■ Problem statement: Find every line with the word "examen" and give their count, nothing else.
————
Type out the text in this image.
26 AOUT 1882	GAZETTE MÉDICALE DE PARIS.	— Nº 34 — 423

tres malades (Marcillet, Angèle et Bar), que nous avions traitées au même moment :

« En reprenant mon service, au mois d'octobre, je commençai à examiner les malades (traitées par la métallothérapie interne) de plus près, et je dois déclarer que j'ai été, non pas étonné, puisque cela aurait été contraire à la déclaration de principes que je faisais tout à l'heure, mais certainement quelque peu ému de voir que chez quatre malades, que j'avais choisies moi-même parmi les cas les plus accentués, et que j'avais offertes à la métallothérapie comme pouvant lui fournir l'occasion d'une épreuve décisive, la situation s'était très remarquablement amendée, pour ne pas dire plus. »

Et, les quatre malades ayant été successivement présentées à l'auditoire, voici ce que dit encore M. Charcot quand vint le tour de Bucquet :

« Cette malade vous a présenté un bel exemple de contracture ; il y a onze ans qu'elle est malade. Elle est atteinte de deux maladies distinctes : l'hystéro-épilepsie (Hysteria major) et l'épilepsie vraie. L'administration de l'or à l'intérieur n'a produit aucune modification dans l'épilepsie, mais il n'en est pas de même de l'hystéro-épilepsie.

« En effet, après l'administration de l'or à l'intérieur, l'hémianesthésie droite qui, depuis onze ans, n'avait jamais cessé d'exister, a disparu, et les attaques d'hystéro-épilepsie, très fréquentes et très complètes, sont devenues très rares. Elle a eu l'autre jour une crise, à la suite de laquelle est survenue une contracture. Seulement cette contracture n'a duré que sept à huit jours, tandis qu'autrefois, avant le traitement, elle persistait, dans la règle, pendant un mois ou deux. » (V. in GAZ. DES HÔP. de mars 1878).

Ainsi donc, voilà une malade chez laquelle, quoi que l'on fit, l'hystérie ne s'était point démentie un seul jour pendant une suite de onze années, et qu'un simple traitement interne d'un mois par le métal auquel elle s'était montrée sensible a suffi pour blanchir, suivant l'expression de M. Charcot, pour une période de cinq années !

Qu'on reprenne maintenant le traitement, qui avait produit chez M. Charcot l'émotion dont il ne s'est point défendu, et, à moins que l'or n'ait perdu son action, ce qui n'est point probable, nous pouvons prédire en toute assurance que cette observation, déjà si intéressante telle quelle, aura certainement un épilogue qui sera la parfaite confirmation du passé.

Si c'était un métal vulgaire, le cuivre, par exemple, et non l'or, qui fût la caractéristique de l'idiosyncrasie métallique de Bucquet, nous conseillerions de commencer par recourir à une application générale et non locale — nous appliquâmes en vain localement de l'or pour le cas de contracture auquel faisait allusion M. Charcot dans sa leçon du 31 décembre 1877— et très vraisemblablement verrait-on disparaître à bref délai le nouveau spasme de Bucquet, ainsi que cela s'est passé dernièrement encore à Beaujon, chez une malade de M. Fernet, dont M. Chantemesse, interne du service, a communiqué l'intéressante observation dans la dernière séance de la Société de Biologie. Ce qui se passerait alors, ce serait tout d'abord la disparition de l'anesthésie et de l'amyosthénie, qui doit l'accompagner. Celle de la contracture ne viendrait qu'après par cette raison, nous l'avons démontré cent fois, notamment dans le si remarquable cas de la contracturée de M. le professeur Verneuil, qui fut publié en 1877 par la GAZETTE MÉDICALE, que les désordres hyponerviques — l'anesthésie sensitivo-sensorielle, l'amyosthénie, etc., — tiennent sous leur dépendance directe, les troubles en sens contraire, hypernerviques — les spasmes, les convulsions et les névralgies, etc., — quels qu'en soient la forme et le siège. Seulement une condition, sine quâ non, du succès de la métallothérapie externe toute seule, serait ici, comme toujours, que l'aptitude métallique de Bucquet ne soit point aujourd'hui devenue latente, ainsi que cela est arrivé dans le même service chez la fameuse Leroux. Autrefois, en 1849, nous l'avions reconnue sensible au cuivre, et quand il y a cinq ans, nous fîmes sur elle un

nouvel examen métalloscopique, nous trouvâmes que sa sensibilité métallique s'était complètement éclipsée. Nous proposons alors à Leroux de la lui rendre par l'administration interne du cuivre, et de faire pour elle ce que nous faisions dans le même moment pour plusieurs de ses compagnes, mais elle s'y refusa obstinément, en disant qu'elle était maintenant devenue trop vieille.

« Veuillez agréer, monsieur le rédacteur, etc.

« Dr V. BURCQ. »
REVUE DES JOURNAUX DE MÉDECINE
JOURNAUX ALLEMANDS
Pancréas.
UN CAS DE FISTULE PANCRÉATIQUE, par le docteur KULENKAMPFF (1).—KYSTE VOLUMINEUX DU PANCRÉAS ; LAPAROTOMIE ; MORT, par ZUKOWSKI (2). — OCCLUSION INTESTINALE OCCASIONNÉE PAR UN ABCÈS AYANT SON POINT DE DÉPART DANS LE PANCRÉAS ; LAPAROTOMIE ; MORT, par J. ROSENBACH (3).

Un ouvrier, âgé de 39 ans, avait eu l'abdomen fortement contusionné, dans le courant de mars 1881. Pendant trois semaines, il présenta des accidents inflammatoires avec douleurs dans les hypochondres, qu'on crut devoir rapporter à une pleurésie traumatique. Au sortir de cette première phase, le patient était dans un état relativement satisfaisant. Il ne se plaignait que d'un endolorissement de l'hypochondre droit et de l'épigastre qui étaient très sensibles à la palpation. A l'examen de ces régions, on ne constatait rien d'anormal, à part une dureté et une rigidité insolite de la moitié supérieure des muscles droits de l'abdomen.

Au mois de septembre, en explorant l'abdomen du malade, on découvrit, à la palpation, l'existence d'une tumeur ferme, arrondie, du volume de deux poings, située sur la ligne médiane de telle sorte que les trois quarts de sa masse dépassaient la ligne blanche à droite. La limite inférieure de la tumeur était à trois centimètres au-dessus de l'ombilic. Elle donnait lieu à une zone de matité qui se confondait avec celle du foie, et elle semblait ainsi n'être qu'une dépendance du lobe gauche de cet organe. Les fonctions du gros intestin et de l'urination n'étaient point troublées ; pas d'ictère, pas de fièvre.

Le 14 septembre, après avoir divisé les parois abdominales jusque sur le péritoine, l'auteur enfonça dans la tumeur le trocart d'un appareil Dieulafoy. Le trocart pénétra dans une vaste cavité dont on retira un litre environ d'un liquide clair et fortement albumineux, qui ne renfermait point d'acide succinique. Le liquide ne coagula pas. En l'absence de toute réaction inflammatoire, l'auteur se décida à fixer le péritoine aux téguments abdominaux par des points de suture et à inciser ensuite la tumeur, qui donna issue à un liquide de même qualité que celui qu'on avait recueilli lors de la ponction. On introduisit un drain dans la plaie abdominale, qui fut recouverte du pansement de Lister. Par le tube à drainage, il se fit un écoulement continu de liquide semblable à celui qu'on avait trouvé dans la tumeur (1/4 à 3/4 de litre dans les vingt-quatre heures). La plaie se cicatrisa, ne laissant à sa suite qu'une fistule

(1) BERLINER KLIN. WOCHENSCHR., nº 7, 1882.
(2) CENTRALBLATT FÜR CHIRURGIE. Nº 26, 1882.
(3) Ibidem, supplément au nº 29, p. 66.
————
■ Response: 2